**What the exercise asks**
Exactly what is written in the records below should be returned, minus the images.
====== Dataset ======
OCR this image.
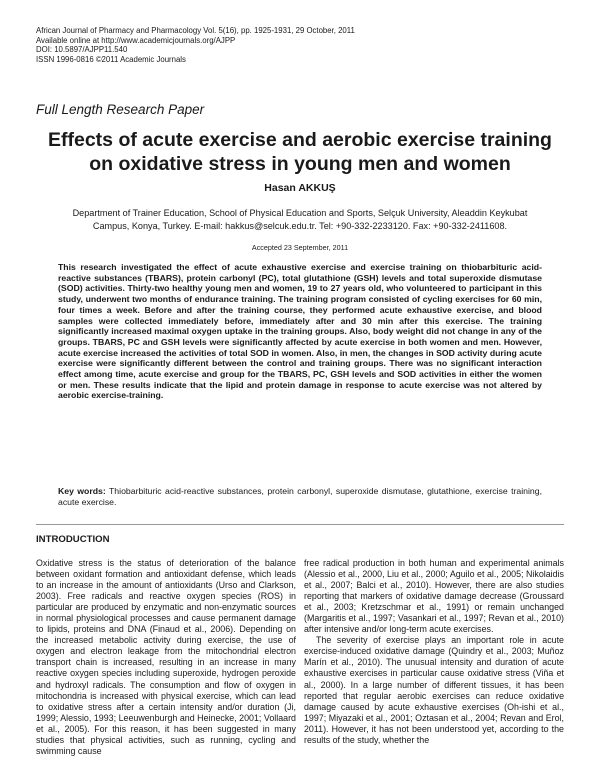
African Journal of Pharmacy and Pharmacology Vol. 5(16), pp. 1925-1931, 29 October, 2011
Available online at http://www.academicjournals.org/AJPP
DOI: 10.5897/AJPP11.540
ISSN 1996-0816 ©2011 Academic Journals
Full Length Research Paper
Effects of acute exercise and aerobic exercise training
on oxidative stress in young men and women
Hasan AKKUŞ
Department of Trainer Education, School of Physical Education and Sports, Selçuk University, Aleaddin Keykubat
Campus, Konya, Turkey. E-mail: hakkus@selcuk.edu.tr. Tel: +90-332-2233120. Fax: +90-332-2411608.
Accepted 23 September, 2011
This research investigated the effect of acute exhaustive exercise and exercise training on thiobarbituric acid-reactive substances (TBARS), protein carbonyl (PC), total glutathione (GSH) levels and total superoxide dismutase (SOD) activities. Thirty-two healthy young men and women, 19 to 27 years old, who volunteered to participant in this study, underwent two months of endurance training. The training program consisted of cycling exercises for 60 min, four times a week. Before and after the training course, they performed acute exhaustive exercise, and blood samples were collected immediately before, immediately after and 30 min after this exercise. The training significantly increased maximal oxygen uptake in the training groups. Also, body weight did not change in any of the groups. TBARS, PC and GSH levels were significantly affected by acute exercise in both women and men. However, acute exercise increased the activities of total SOD in women. Also, in men, the changes in SOD activity during acute exercise were significantly different between the control and training groups. There was no significant interaction effect among time, acute exercise and group for the TBARS, PC, GSH levels and SOD activities in either the women or men. These results indicate that the lipid and protein damage in response to acute exercise was not altered by aerobic exercise-training.
Key words: Thiobarbituric acid-reactive substances, protein carbonyl, superoxide dismutase, glutathione, exercise training, acute exercise.
INTRODUCTION

Oxidative stress is the status of deterioration of the balance between oxidant formation and antioxidant defense, which leads to an increase in the amount of antioxidants (Urso and Clarkson, 2003). Free radicals and reactive oxygen species (ROS) in particular are produced by enzymatic and non-enzymatic sources in normal physiological processes and cause permanent damage to lipids, proteins and DNA (Finaud et al., 2006). Depending on the increased metabolic activity during exercise, the use of oxygen and electron leakage from the mitochondrial electron transport chain is increased, resulting in an increase in many reactive oxygen species including superoxide, hydrogen peroxide and hydroxyl radicals. The consumption and flow of oxygen in mitochondria is increased with physical exercise, which can lead to oxidative stress after a certain intensity and/or duration (Ji, 1999; Alessio, 1993; Leeuwenburgh and Heinecke, 2001; Vollaard et al., 2005). For this reason, it has been suggested in many studies that physical activities, such as running, cycling and swimming cause

free radical production in both human and experimental animals (Alessio et al., 2000, Liu et al., 2000; Aguilo et al., 2005; Nikolaidis et al., 2007; Balci et al., 2010). However, there are also studies reporting that markers of oxidative damage decrease (Groussard et al., 2003; Kretzschmar et al., 1991) or remain unchanged (Margaritis et al., 1997; Vasankari et al., 1997; Revan et al., 2010) after intensive and/or long-term acute exercises.

The severity of exercise plays an important role in acute exercise-induced oxidative damage (Quindry et al., 2003; Muñoz Marín et al., 2010). The unusual intensity and duration of acute exhaustive exercises in particular cause oxidative stress (Viña et al., 2000). In a large number of different tissues, it has been reported that regular aerobic exercises can reduce oxidative damage caused by acute exhaustive exercises (Oh-ishi et al., 1997; Miyazaki et al., 2001; Oztasan et al., 2004; Revan and Erol, 2011). However, it has not been understood yet, according to the results of the study, whether the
======
**Solution for this problem**
OCR this image.
African Journal of Pharmacy and Pharmacology Vol. 5(16), pp. 1925-1931, 29 October, 2011
Available online at http://www.academicjournals.org/AJPP
DOI: 10.5897/AJPP11.540
ISSN 1996-0816 ©2011 Academic Journals
Full Length Research Paper
Effects of acute exercise and aerobic exercise training
on oxidative stress in young men and women
Hasan AKKUŞ
Department of Trainer Education, School of Physical Education and Sports, Selçuk University, Aleaddin Keykubat
Campus, Konya, Turkey. E-mail: hakkus@selcuk.edu.tr. Tel: +90-332-2233120. Fax: +90-332-2411608.
Accepted 23 September, 2011
This research investigated the effect of acute exhaustive exercise and exercise training on thiobarbituric acid-reactive substances (TBARS), protein carbonyl (PC), total glutathione (GSH) levels and total superoxide dismutase (SOD) activities. Thirty-two healthy young men and women, 19 to 27 years old, who volunteered to participant in this study, underwent two months of endurance training. The training program consisted of cycling exercises for 60 min, four times a week. Before and after the training course, they performed acute exhaustive exercise, and blood samples were collected immediately before, immediately after and 30 min after this exercise. The training significantly increased maximal oxygen uptake in the training groups. Also, body weight did not change in any of the groups. TBARS, PC and GSH levels were significantly affected by acute exercise in both women and men. However, acute exercise increased the activities of total SOD in women. Also, in men, the changes in SOD activity during acute exercise were significantly different between the control and training groups. There was no significant interaction effect among time, acute exercise and group for the TBARS, PC, GSH levels and SOD activities in either the women or men. These results indicate that the lipid and protein damage in response to acute exercise was not altered by aerobic exercise-training.
Key words: Thiobarbituric acid-reactive substances, protein carbonyl, superoxide dismutase, glutathione, exercise training, acute exercise.
INTRODUCTION

Oxidative stress is the status of deterioration of the balance between oxidant formation and antioxidant defense, which leads to an increase in the amount of antioxidants (Urso and Clarkson, 2003). Free radicals and reactive oxygen species (ROS) in particular are produced by enzymatic and non-enzymatic sources in normal physiological processes and cause permanent damage to lipids, proteins and DNA (Finaud et al., 2006). Depending on the increased metabolic activity during exercise, the use of oxygen and electron leakage from the mitochondrial electron transport chain is increased, resulting in an increase in many reactive oxygen species including superoxide, hydrogen peroxide and hydroxyl radicals. The consumption and flow of oxygen in mitochondria is increased with physical exercise, which can lead to oxidative stress after a certain intensity and/or duration (Ji, 1999; Alessio, 1993; Leeuwenburgh and Heinecke, 2001; Vollaard et al., 2005). For this reason, it has been suggested in many studies that physical activities, such as running, cycling and swimming cause

free radical production in both human and experimental animals (Alessio et al., 2000, Liu et al., 2000; Aguilo et al., 2005; Nikolaidis et al., 2007; Balci et al., 2010). However, there are also studies reporting that markers of oxidative damage decrease (Groussard et al., 2003; Kretzschmar et al., 1991) or remain unchanged (Margaritis et al., 1997; Vasankari et al., 1997; Revan et al., 2010) after intensive and/or long-term acute exercises.

The severity of exercise plays an important role in acute exercise-induced oxidative damage (Quindry et al., 2003; Muñoz Marín et al., 2010). The unusual intensity and duration of acute exhaustive exercises in particular cause oxidative stress (Viña et al., 2000). In a large number of different tissues, it has been reported that regular aerobic exercises can reduce oxidative damage caused by acute exhaustive exercises (Oh-ishi et al., 1997; Miyazaki et al., 2001; Oztasan et al., 2004; Revan and Erol, 2011). However, it has not been understood yet, according to the results of the study, whether the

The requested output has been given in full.